Page element annotations
-------------------------

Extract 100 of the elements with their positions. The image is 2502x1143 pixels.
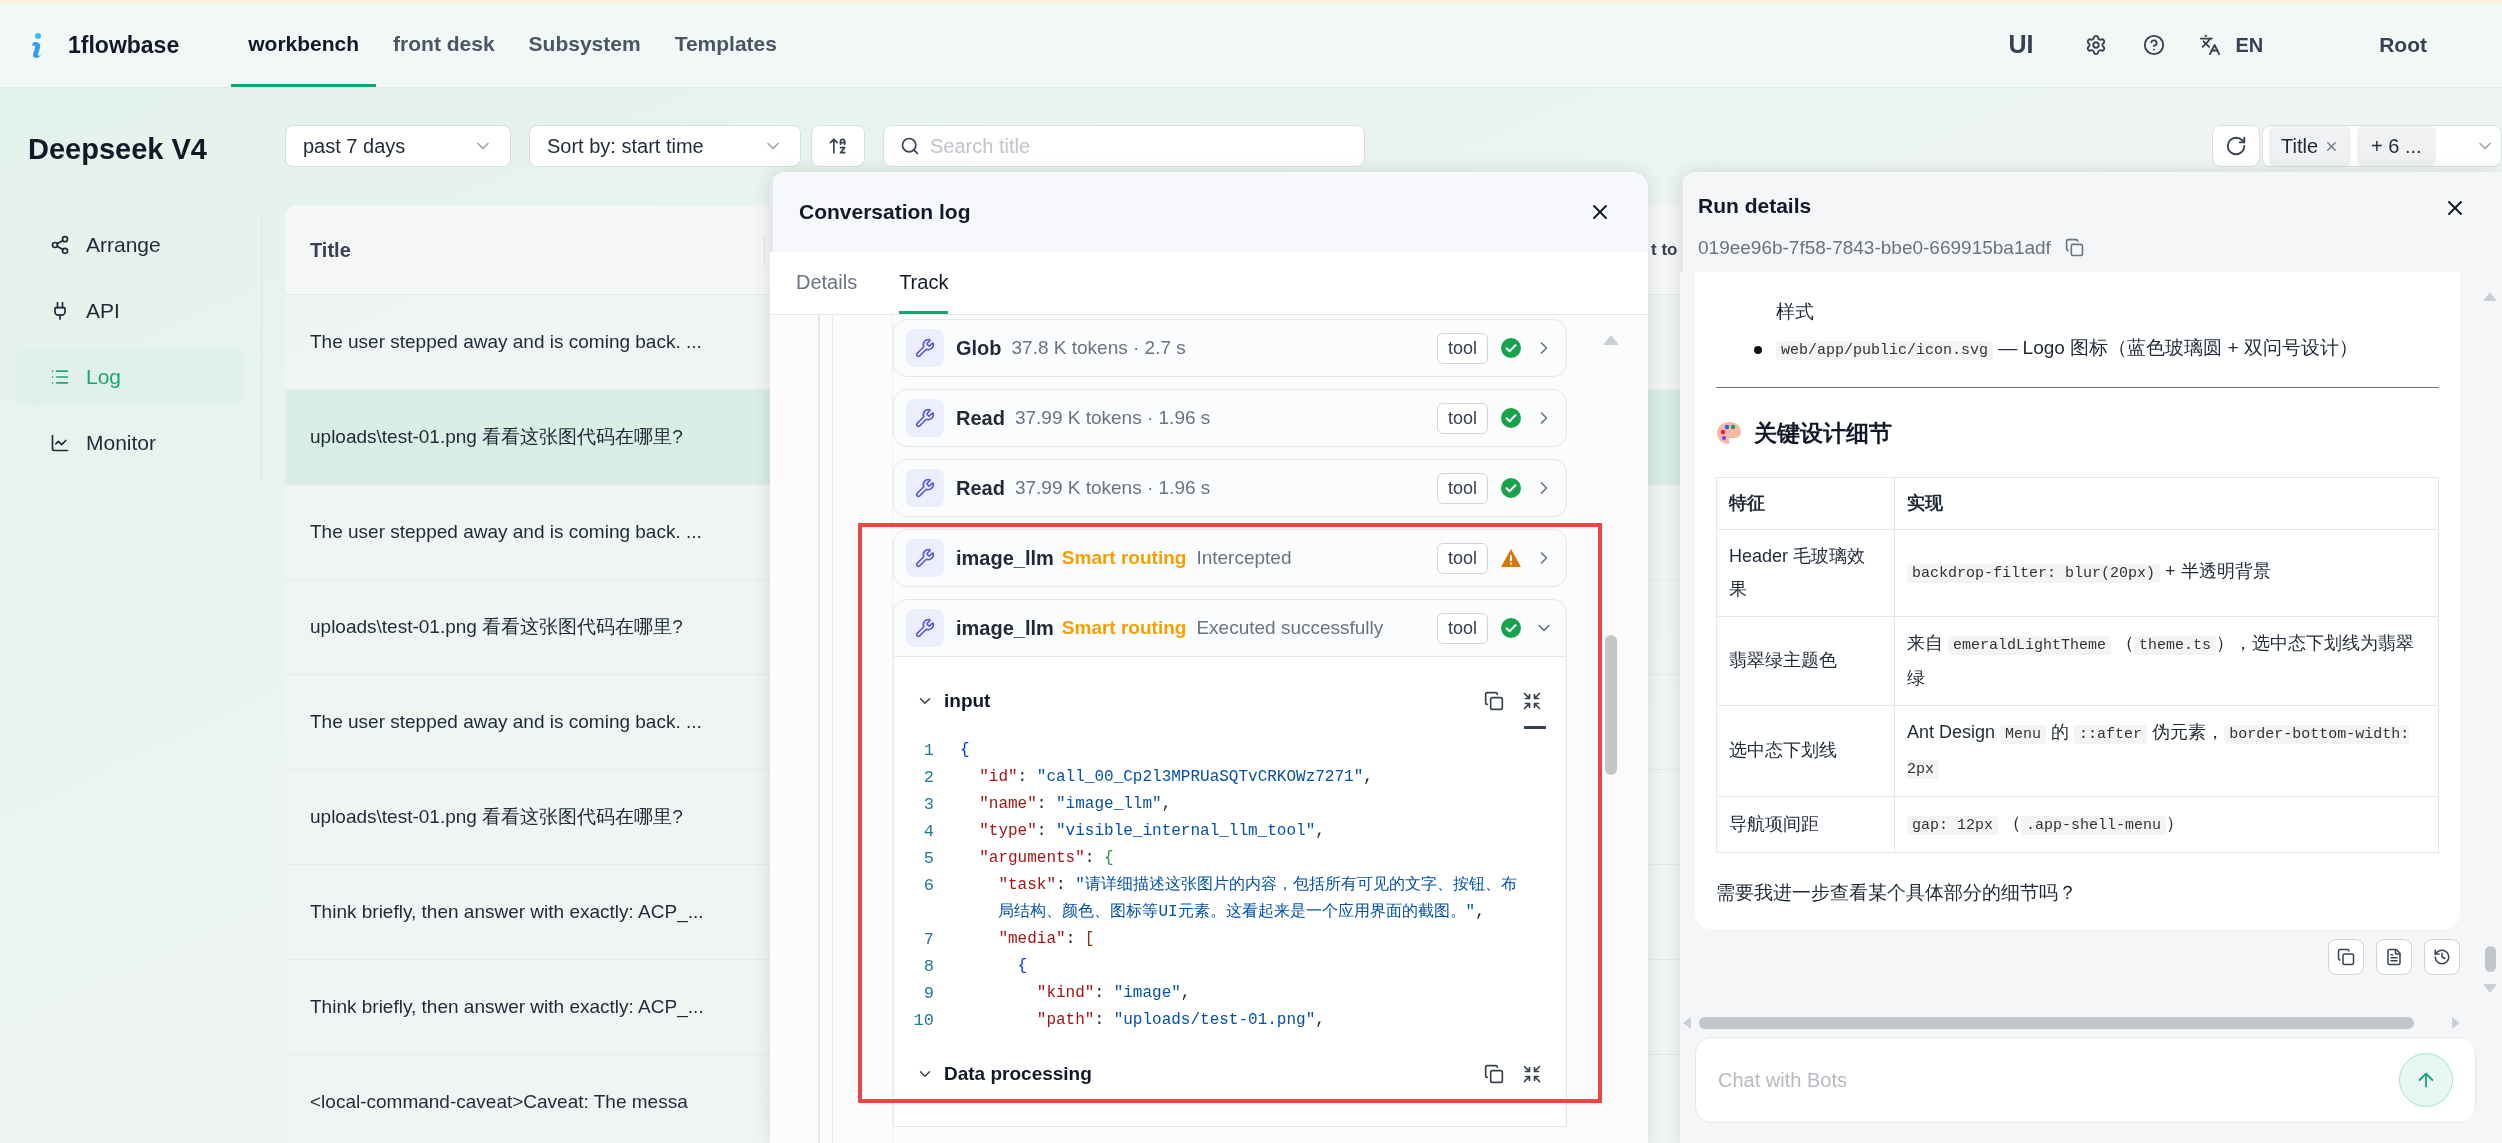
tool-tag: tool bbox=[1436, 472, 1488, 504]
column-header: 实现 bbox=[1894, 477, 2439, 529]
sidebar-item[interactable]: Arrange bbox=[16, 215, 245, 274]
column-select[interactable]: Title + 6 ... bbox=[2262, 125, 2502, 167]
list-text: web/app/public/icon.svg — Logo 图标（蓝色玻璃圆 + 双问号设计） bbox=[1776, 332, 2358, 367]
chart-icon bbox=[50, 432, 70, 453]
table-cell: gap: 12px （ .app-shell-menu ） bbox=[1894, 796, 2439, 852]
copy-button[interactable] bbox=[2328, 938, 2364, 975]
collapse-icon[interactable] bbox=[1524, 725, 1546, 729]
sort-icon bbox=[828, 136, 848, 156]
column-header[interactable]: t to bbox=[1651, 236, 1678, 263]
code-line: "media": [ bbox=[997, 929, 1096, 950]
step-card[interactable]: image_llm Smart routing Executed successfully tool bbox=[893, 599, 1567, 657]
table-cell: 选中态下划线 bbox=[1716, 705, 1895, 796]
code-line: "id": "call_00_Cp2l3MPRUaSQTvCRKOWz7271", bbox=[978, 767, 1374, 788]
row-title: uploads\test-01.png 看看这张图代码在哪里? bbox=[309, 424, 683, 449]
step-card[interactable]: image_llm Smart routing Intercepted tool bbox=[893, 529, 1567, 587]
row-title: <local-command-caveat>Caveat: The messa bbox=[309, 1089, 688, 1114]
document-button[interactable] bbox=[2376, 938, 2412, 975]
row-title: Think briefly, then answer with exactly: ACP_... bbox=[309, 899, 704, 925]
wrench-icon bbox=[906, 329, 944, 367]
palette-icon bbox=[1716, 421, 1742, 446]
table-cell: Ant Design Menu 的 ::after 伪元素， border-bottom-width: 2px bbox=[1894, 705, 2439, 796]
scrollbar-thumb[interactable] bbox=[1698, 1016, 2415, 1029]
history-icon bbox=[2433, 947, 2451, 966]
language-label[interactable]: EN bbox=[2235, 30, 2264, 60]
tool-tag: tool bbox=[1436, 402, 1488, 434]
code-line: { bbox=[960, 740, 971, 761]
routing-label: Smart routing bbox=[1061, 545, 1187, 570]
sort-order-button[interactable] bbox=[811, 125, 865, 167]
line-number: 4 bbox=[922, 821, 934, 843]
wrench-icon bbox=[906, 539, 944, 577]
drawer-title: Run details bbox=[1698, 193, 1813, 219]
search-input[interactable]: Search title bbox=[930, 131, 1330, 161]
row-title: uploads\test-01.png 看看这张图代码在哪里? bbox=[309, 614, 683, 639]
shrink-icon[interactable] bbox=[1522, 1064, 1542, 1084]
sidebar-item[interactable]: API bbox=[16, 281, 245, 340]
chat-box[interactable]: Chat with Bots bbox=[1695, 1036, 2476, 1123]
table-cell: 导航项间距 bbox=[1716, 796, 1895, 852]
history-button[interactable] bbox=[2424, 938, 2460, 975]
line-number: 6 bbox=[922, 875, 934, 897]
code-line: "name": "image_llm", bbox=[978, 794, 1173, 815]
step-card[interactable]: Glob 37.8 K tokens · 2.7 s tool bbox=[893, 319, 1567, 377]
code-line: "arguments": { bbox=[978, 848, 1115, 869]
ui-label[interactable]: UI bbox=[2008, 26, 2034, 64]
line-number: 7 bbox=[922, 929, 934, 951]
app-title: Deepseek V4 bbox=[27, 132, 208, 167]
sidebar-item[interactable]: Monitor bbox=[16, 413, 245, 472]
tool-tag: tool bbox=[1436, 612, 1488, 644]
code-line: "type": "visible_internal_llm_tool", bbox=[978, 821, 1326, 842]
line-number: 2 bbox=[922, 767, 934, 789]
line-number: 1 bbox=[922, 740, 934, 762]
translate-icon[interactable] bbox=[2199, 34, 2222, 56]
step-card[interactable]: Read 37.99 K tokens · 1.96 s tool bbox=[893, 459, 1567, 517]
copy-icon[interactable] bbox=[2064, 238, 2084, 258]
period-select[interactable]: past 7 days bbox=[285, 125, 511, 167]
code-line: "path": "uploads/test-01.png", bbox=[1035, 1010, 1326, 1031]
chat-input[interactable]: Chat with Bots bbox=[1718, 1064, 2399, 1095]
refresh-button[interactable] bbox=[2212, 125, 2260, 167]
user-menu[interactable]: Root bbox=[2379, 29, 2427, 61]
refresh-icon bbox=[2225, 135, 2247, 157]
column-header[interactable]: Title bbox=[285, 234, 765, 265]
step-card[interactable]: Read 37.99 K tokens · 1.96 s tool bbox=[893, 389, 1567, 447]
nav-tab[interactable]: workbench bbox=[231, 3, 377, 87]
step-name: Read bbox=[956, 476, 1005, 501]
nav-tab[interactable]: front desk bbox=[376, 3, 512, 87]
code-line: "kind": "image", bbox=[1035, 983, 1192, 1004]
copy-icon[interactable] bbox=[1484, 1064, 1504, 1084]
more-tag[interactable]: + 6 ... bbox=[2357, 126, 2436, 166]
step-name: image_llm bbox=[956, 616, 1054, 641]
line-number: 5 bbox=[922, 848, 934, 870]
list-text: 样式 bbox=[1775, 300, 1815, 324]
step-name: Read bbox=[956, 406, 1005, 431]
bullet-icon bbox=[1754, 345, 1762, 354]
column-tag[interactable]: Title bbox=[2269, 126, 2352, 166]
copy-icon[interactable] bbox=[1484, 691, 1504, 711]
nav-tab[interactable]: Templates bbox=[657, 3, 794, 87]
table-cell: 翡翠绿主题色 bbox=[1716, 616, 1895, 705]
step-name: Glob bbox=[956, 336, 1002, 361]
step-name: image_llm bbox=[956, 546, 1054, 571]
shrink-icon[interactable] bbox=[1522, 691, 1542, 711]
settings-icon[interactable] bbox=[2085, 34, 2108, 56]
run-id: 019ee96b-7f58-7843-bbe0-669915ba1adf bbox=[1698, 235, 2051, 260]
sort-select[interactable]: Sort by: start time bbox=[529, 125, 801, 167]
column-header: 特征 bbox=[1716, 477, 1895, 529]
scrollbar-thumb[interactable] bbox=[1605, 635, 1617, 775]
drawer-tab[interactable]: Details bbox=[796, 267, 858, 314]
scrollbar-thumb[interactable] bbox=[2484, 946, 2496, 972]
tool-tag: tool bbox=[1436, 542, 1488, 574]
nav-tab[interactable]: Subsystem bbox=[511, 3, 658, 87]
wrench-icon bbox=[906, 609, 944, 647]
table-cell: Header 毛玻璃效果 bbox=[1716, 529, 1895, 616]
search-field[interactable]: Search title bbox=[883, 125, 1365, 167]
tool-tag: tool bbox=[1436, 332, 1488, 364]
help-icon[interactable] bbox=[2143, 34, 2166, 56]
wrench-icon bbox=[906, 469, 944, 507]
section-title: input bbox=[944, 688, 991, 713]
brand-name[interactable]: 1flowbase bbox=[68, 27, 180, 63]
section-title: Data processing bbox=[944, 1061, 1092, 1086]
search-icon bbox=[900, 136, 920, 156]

-------------------------

> [CHALLENGE]
Rename every "wrench-icon" to "spanner-icon" throughout the records, leaving all other text unchanged. Omit the pictures from the reproduced records.

> [COMPLETED TASK]
Extract 100 of the elements with their positions. The image is 2502x1143 pixels.
tool-tag: tool bbox=[1436, 472, 1488, 504]
column-header: 实现 bbox=[1894, 477, 2439, 529]
sidebar-item[interactable]: Arrange bbox=[16, 215, 245, 274]
column-select[interactable]: Title + 6 ... bbox=[2262, 125, 2502, 167]
list-text: web/app/public/icon.svg — Logo 图标（蓝色玻璃圆 + 双问号设计） bbox=[1776, 332, 2358, 367]
chart-icon bbox=[50, 432, 70, 453]
table-cell: gap: 12px （ .app-shell-menu ） bbox=[1894, 796, 2439, 852]
copy-button[interactable] bbox=[2328, 938, 2364, 975]
collapse-icon[interactable] bbox=[1524, 725, 1546, 729]
sort-icon bbox=[828, 136, 848, 156]
column-header[interactable]: t to bbox=[1651, 236, 1678, 263]
code-line: "media": [ bbox=[997, 929, 1096, 950]
step-card[interactable]: image_llm Smart routing Executed successfully tool bbox=[893, 599, 1567, 657]
table-cell: 选中态下划线 bbox=[1716, 705, 1895, 796]
code-line: "id": "call_00_Cp2l3MPRUaSQTvCRKOWz7271", bbox=[978, 767, 1374, 788]
row-title: uploads\test-01.png 看看这张图代码在哪里? bbox=[309, 424, 683, 449]
step-card[interactable]: image_llm Smart routing Intercepted tool bbox=[893, 529, 1567, 587]
row-title: <local-command-caveat>Caveat: The messa bbox=[309, 1089, 688, 1114]
document-button[interactable] bbox=[2376, 938, 2412, 975]
row-title: Think briefly, then answer with exactly: ACP_... bbox=[309, 899, 704, 925]
spanner-icon bbox=[906, 329, 944, 367]
palette-icon bbox=[1716, 421, 1742, 446]
table-cell: Ant Design Menu 的 ::after 伪元素， border-bottom-width: 2px bbox=[1894, 705, 2439, 796]
scrollbar-thumb[interactable] bbox=[1698, 1016, 2415, 1029]
history-icon bbox=[2433, 947, 2451, 966]
language-label[interactable]: EN bbox=[2235, 30, 2264, 60]
tool-tag: tool bbox=[1436, 402, 1488, 434]
code-line: { bbox=[960, 740, 971, 761]
routing-label: Smart routing bbox=[1061, 545, 1187, 570]
sort-order-button[interactable] bbox=[811, 125, 865, 167]
line-number: 4 bbox=[922, 821, 934, 843]
spanner-icon bbox=[906, 539, 944, 577]
drawer-title: Run details bbox=[1698, 193, 1813, 219]
search-input[interactable]: Search title bbox=[930, 131, 1330, 161]
row-title: uploads\test-01.png 看看这张图代码在哪里? bbox=[309, 614, 683, 639]
shrink-icon[interactable] bbox=[1522, 1064, 1542, 1084]
sidebar-item[interactable]: API bbox=[16, 281, 245, 340]
chat-box[interactable]: Chat with Bots bbox=[1695, 1036, 2476, 1123]
table-cell: 导航项间距 bbox=[1716, 796, 1895, 852]
history-button[interactable] bbox=[2424, 938, 2460, 975]
line-number: 6 bbox=[922, 875, 934, 897]
code-line: "name": "image_llm", bbox=[978, 794, 1173, 815]
step-card[interactable]: Glob 37.8 K tokens · 2.7 s tool bbox=[893, 319, 1567, 377]
code-line: "arguments": { bbox=[978, 848, 1115, 869]
ui-label[interactable]: UI bbox=[2008, 26, 2034, 64]
line-number: 7 bbox=[922, 929, 934, 951]
app-title: Deepseek V4 bbox=[27, 132, 208, 167]
sidebar-item[interactable]: Monitor bbox=[16, 413, 245, 472]
tool-tag: tool bbox=[1436, 612, 1488, 644]
code-line: "type": "visible_internal_llm_tool", bbox=[978, 821, 1326, 842]
line-number: 2 bbox=[922, 767, 934, 789]
line-number: 1 bbox=[922, 740, 934, 762]
translate-icon[interactable] bbox=[2199, 34, 2222, 56]
step-card[interactable]: Read 37.99 K tokens · 1.96 s tool bbox=[893, 459, 1567, 517]
copy-icon[interactable] bbox=[2064, 238, 2084, 258]
period-select[interactable]: past 7 days bbox=[285, 125, 511, 167]
code-line: "path": "uploads/test-01.png", bbox=[1035, 1010, 1326, 1031]
chat-input[interactable]: Chat with Bots bbox=[1718, 1064, 2399, 1095]
refresh-button[interactable] bbox=[2212, 125, 2260, 167]
user-menu[interactable]: Root bbox=[2379, 29, 2427, 61]
refresh-icon bbox=[2225, 135, 2247, 157]
column-header[interactable]: Title bbox=[285, 234, 765, 265]
step-card[interactable]: Read 37.99 K tokens · 1.96 s tool bbox=[893, 389, 1567, 447]
nav-tab[interactable]: workbench bbox=[231, 3, 377, 87]
step-name: Read bbox=[956, 476, 1005, 501]
nav-tab[interactable]: front desk bbox=[376, 3, 512, 87]
code-line: "kind": "image", bbox=[1035, 983, 1192, 1004]
copy-icon[interactable] bbox=[1484, 1064, 1504, 1084]
more-tag[interactable]: + 6 ... bbox=[2357, 126, 2436, 166]
step-name: image_llm bbox=[956, 616, 1054, 641]
line-number: 5 bbox=[922, 848, 934, 870]
list-text: 样式 bbox=[1775, 300, 1815, 324]
step-name: Read bbox=[956, 406, 1005, 431]
bullet-icon bbox=[1754, 345, 1762, 354]
column-tag[interactable]: Title bbox=[2269, 126, 2352, 166]
copy-icon[interactable] bbox=[1484, 691, 1504, 711]
nav-tab[interactable]: Templates bbox=[657, 3, 794, 87]
table-cell: 翡翠绿主题色 bbox=[1716, 616, 1895, 705]
step-name: Glob bbox=[956, 336, 1002, 361]
step-name: image_llm bbox=[956, 546, 1054, 571]
shrink-icon[interactable] bbox=[1522, 691, 1542, 711]
settings-icon[interactable] bbox=[2085, 34, 2108, 56]
run-id: 019ee96b-7f58-7843-bbe0-669915ba1adf bbox=[1698, 235, 2051, 260]
sort-select[interactable]: Sort by: start time bbox=[529, 125, 801, 167]
column-header: 特征 bbox=[1716, 477, 1895, 529]
scrollbar-thumb[interactable] bbox=[1605, 635, 1617, 775]
drawer-tab[interactable]: Details bbox=[796, 267, 858, 314]
scrollbar-thumb[interactable] bbox=[2484, 946, 2496, 972]
tool-tag: tool bbox=[1436, 542, 1488, 574]
nav-tab[interactable]: Subsystem bbox=[511, 3, 658, 87]
spanner-icon bbox=[906, 609, 944, 647]
table-cell: Header 毛玻璃效果 bbox=[1716, 529, 1895, 616]
search-field[interactable]: Search title bbox=[883, 125, 1365, 167]
tool-tag: tool bbox=[1436, 332, 1488, 364]
help-icon[interactable] bbox=[2143, 34, 2166, 56]
spanner-icon bbox=[906, 469, 944, 507]
section-title: input bbox=[944, 688, 991, 713]
brand-name[interactable]: 1flowbase bbox=[68, 27, 180, 63]
section-title: Data processing bbox=[944, 1061, 1092, 1086]
search-icon bbox=[900, 136, 920, 156]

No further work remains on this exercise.